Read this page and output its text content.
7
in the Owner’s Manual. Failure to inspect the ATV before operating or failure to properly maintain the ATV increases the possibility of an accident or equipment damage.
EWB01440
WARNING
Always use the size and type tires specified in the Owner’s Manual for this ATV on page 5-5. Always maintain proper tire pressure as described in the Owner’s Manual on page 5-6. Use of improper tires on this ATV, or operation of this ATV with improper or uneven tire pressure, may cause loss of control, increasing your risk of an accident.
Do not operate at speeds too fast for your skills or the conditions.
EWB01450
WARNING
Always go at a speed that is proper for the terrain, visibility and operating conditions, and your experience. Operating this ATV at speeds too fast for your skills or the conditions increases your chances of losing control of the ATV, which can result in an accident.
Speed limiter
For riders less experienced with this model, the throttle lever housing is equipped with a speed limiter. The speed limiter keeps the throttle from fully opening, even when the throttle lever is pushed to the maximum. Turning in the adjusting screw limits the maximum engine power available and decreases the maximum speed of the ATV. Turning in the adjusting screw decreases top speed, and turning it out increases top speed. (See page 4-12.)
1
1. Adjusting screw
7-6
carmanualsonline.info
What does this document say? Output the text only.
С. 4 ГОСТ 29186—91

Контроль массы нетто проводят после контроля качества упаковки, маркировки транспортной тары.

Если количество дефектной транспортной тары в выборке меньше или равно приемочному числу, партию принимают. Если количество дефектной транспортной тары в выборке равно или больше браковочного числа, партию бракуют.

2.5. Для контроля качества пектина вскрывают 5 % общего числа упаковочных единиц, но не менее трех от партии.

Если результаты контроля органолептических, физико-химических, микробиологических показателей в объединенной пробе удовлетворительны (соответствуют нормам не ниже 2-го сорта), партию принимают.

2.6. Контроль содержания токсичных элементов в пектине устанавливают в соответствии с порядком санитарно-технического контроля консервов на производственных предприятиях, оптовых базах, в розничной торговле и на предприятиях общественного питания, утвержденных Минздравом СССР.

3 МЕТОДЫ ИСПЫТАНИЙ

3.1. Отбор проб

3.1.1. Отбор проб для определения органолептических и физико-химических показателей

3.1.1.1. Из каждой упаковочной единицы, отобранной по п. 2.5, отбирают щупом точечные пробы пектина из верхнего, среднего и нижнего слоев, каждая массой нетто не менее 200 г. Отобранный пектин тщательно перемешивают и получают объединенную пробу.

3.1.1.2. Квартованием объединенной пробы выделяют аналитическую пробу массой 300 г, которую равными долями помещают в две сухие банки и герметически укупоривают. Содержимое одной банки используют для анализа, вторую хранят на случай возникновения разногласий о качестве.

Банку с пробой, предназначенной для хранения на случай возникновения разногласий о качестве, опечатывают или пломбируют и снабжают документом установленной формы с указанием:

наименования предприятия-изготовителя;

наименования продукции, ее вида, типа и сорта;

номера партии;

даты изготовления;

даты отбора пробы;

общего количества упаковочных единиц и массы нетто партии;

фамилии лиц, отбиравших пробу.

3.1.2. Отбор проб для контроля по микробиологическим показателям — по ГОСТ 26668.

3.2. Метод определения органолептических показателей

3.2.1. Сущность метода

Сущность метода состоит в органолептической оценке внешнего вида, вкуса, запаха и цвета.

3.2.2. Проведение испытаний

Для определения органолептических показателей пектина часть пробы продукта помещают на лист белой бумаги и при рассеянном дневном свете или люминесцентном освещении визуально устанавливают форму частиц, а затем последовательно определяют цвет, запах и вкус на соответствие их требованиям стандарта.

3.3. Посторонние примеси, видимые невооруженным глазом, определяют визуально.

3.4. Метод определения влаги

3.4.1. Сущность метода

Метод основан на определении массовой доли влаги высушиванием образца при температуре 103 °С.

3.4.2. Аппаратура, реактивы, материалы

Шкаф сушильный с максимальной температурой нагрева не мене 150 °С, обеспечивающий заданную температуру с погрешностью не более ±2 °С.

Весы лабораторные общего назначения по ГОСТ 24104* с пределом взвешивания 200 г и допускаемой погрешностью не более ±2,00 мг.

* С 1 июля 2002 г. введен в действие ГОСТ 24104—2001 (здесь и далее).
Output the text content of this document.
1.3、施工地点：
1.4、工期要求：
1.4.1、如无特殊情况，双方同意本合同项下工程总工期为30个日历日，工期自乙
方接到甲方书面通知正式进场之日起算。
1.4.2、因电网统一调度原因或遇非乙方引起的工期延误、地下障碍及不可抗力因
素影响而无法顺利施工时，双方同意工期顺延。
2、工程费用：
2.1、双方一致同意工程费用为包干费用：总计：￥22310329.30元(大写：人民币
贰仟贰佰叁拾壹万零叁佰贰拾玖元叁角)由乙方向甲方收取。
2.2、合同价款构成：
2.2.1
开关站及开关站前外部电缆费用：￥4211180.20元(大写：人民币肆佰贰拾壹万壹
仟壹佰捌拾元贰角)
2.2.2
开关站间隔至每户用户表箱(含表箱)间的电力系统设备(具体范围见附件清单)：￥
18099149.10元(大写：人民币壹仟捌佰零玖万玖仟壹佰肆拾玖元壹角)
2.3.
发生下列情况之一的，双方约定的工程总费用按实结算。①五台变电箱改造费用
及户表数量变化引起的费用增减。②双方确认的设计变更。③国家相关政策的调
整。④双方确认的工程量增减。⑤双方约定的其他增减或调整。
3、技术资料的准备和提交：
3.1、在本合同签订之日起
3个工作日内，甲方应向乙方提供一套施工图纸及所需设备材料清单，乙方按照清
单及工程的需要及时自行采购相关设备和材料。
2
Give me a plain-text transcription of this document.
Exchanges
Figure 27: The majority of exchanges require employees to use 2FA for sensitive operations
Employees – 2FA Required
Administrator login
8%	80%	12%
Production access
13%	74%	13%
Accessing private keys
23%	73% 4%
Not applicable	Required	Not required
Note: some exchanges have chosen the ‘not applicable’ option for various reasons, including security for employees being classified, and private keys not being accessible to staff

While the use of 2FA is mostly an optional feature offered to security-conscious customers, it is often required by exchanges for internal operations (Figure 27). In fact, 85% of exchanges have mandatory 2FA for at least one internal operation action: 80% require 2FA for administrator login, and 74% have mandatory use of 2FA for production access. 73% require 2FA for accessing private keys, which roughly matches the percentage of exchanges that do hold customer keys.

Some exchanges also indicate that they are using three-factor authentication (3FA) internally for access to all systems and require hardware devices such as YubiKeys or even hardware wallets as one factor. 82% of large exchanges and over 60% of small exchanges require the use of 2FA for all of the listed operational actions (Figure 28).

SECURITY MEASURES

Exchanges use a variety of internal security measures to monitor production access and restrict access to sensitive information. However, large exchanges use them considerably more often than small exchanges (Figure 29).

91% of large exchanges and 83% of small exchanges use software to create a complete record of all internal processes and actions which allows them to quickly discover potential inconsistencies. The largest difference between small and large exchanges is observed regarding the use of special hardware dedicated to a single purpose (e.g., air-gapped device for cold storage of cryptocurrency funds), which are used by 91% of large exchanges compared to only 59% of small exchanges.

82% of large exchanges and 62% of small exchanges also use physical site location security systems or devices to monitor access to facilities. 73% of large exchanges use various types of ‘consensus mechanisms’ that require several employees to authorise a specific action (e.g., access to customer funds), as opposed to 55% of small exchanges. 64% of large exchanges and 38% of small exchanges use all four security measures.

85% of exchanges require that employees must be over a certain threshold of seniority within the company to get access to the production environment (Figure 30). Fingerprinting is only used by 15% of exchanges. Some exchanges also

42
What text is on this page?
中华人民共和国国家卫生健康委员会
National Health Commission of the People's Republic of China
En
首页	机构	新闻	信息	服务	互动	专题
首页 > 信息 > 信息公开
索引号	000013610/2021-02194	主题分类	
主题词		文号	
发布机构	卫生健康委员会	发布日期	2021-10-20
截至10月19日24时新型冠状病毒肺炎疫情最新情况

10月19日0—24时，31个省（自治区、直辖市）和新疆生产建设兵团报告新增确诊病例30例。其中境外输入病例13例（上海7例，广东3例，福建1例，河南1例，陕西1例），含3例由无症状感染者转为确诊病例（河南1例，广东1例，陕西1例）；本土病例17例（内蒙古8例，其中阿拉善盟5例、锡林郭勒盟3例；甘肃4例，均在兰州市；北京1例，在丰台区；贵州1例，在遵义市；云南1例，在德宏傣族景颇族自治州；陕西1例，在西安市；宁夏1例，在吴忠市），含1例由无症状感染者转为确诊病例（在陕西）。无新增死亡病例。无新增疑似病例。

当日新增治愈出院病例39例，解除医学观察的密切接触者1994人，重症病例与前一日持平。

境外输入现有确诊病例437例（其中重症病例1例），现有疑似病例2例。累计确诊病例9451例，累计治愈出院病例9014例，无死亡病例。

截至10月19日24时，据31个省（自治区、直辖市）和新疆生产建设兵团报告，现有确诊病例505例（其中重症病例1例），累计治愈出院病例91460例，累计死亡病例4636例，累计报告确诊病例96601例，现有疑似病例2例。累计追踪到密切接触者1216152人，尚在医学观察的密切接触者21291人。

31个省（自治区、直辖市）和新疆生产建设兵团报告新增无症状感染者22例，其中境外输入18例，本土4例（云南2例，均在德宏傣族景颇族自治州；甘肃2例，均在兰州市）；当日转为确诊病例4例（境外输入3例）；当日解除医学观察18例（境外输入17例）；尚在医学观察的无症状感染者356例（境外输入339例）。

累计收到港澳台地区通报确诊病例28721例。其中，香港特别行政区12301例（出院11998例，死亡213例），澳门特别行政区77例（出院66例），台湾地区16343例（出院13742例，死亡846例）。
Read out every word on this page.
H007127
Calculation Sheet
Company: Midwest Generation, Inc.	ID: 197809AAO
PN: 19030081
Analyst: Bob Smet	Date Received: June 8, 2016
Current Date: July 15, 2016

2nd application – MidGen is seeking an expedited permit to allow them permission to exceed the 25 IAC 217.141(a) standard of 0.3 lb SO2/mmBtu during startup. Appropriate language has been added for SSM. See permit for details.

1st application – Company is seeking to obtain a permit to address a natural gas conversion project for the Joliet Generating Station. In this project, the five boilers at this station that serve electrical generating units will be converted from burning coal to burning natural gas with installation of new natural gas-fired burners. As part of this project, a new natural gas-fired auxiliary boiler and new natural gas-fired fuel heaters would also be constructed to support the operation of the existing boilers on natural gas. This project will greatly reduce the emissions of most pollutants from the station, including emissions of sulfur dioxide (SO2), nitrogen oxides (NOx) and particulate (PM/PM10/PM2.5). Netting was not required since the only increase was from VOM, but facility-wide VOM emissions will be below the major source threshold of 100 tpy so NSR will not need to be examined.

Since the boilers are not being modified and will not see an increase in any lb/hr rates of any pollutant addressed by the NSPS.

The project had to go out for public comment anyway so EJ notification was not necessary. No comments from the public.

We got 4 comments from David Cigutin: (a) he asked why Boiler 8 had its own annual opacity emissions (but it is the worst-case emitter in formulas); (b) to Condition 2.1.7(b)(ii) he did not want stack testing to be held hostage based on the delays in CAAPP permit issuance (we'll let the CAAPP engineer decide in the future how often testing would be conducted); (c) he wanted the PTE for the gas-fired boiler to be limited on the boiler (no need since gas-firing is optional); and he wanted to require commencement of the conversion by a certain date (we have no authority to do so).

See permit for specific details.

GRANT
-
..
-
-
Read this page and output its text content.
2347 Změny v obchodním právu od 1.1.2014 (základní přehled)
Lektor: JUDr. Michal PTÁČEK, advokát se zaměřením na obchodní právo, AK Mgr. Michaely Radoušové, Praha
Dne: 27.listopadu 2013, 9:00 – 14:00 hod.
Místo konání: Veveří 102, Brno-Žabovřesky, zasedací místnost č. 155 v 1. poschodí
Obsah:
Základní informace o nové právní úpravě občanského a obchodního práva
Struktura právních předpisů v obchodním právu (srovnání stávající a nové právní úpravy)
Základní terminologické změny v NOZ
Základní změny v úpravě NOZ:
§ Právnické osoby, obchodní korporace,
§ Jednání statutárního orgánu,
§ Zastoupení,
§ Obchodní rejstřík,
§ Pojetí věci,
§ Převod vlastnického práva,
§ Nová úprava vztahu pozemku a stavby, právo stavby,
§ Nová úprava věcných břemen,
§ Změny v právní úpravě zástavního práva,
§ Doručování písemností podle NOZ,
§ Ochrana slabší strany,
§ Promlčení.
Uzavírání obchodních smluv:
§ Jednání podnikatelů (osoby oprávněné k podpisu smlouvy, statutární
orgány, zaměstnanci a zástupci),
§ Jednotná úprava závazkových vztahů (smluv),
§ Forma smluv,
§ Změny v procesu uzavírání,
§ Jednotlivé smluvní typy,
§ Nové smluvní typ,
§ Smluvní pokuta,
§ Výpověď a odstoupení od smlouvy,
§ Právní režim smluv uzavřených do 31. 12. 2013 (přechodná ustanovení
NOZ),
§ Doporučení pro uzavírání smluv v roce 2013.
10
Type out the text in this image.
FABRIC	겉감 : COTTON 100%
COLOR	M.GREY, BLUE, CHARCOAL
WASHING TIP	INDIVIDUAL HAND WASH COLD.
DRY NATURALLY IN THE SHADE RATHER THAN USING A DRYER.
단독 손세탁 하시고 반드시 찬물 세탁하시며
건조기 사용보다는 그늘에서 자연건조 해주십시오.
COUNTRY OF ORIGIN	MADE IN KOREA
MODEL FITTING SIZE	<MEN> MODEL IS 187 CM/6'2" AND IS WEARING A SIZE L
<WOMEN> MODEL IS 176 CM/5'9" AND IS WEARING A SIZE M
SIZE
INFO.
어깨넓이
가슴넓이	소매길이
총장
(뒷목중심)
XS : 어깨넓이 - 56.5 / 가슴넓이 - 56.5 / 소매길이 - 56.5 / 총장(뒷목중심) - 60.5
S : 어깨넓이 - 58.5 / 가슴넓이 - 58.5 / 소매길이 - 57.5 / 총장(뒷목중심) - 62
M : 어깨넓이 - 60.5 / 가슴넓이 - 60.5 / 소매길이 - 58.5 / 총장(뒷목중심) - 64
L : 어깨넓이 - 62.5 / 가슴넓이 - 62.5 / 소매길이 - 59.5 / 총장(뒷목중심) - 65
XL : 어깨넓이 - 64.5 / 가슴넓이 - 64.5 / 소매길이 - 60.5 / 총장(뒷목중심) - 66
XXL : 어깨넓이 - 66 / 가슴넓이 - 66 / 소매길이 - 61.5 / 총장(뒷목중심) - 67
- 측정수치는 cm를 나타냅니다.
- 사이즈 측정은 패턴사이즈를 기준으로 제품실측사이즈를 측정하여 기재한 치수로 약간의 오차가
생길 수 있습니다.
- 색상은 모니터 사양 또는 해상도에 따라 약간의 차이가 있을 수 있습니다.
##############################
**Task description:**
Read the entries and select each line where the word "Сущность" is found.

**Solution for this exercise:**
3.2.1. Сущность метода
Сущность метода состоит в органолептической оценке внешнего вида, вкуса, запаха и цвета.
3.4.1. Сущность метода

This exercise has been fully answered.